**Required task**: For the entries below, how many lines include the word "text"? Give the figure and nothing more.

(Entries taken from a collection)
---

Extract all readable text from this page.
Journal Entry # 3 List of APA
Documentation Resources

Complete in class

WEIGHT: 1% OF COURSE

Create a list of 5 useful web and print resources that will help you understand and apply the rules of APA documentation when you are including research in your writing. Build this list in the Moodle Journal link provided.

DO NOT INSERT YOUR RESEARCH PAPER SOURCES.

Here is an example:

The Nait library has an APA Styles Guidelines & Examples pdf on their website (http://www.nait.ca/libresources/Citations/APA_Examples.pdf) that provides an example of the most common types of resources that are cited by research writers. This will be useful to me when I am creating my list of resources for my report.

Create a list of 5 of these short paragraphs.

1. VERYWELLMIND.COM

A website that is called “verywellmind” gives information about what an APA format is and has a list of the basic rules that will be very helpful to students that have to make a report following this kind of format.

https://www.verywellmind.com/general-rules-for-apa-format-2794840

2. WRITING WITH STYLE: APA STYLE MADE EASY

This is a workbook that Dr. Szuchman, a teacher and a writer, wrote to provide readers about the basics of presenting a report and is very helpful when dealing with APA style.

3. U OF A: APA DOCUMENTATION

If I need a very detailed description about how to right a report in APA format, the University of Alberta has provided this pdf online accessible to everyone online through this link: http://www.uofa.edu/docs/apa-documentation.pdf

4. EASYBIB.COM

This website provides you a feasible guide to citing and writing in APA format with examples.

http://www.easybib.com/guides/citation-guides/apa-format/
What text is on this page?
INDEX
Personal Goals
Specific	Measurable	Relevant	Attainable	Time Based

---

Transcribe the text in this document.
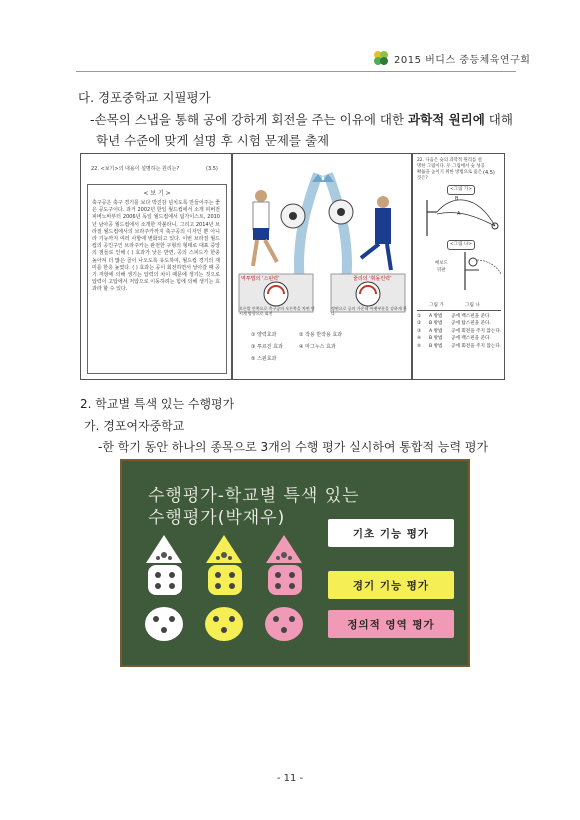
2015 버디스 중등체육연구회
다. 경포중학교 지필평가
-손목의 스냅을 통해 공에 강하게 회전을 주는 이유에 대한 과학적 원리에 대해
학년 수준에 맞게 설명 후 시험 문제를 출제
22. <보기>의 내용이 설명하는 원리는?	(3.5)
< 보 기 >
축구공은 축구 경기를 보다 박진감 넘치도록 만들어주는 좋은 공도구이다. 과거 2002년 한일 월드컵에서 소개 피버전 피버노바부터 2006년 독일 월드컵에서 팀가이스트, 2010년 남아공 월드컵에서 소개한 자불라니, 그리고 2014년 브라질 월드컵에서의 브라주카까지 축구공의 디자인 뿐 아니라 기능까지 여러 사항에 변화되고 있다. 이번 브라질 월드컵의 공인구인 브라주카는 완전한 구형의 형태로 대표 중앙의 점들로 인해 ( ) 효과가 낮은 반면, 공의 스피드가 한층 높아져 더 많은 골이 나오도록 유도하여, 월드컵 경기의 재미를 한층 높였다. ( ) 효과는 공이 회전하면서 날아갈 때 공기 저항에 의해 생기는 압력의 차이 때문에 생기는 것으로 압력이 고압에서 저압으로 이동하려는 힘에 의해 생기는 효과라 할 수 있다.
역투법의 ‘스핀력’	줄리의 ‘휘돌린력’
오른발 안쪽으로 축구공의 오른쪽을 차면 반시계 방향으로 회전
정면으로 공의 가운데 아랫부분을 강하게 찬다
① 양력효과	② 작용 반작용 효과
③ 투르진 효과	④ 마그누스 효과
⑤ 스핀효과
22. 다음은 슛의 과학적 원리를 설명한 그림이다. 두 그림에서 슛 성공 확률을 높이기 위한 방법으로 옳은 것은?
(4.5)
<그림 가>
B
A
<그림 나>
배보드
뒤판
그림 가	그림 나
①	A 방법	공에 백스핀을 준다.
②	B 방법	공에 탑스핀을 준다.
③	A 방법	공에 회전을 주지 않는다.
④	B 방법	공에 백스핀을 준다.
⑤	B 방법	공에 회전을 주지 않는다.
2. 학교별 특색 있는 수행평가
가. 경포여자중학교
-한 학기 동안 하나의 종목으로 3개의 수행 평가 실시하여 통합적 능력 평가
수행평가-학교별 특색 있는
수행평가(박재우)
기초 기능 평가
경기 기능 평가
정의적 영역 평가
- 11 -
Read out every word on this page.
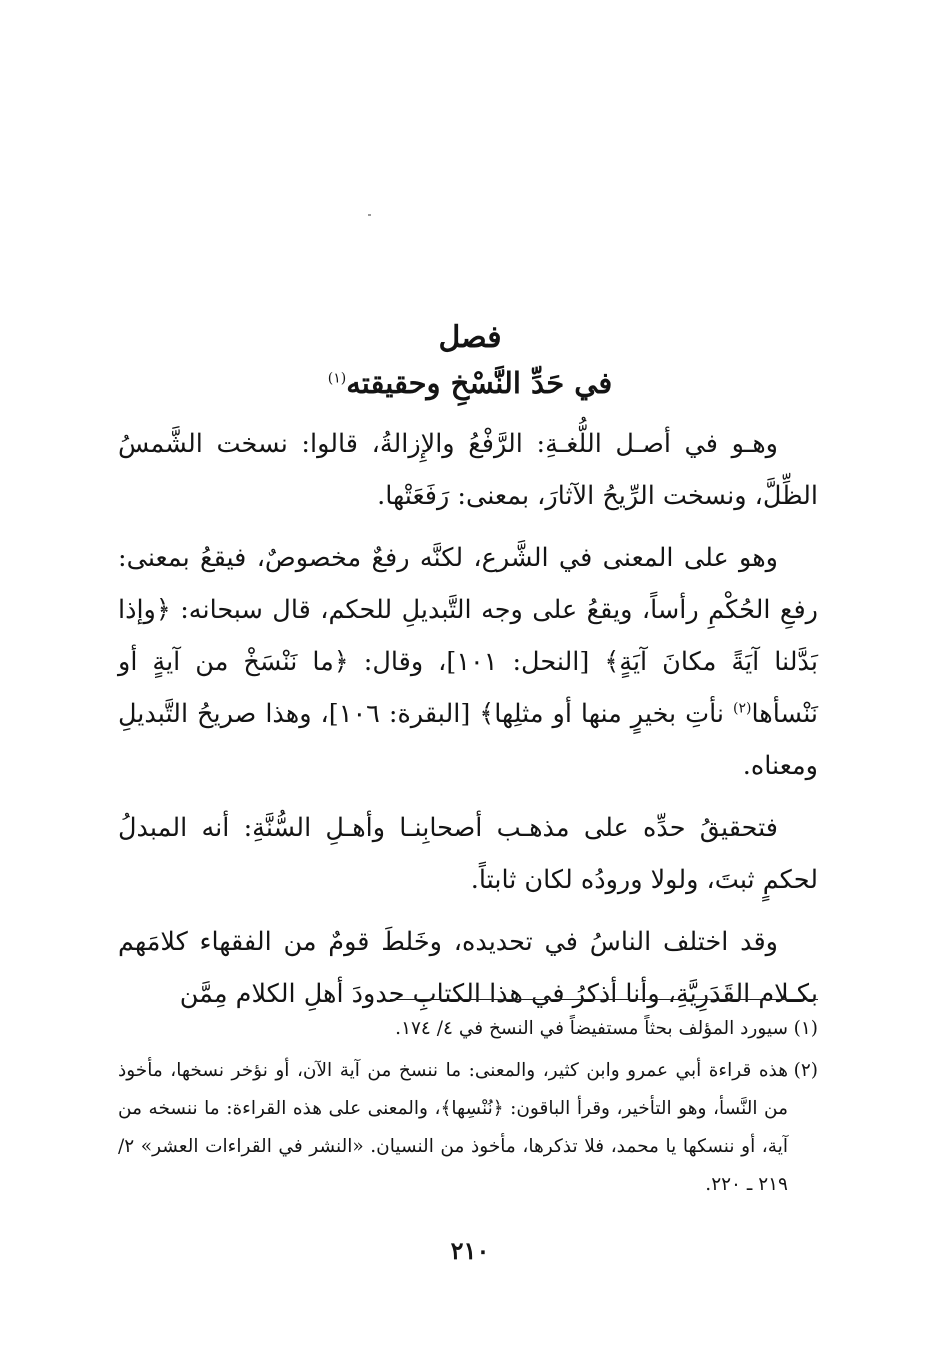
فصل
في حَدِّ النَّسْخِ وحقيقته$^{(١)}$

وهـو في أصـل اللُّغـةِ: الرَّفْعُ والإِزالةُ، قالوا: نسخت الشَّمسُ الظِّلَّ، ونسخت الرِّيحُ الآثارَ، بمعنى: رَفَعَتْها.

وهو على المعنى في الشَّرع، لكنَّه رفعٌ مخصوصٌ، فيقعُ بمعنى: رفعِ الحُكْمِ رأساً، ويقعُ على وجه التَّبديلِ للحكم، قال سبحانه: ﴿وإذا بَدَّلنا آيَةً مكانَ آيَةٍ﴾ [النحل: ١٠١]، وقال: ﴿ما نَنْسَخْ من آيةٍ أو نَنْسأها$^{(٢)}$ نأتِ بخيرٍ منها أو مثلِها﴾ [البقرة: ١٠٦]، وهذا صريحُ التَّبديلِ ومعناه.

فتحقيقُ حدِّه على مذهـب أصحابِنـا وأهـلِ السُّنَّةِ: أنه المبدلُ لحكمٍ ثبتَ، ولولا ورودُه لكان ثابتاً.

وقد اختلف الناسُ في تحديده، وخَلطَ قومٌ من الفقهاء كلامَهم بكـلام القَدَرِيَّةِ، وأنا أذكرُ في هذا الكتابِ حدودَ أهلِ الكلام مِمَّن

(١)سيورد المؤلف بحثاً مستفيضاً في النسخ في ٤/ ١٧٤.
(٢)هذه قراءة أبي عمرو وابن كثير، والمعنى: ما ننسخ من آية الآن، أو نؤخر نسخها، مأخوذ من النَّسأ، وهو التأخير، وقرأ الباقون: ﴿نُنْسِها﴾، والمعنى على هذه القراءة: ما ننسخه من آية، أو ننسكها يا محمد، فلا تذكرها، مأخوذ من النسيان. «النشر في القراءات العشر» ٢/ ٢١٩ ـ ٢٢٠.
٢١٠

---

**Written response**: 3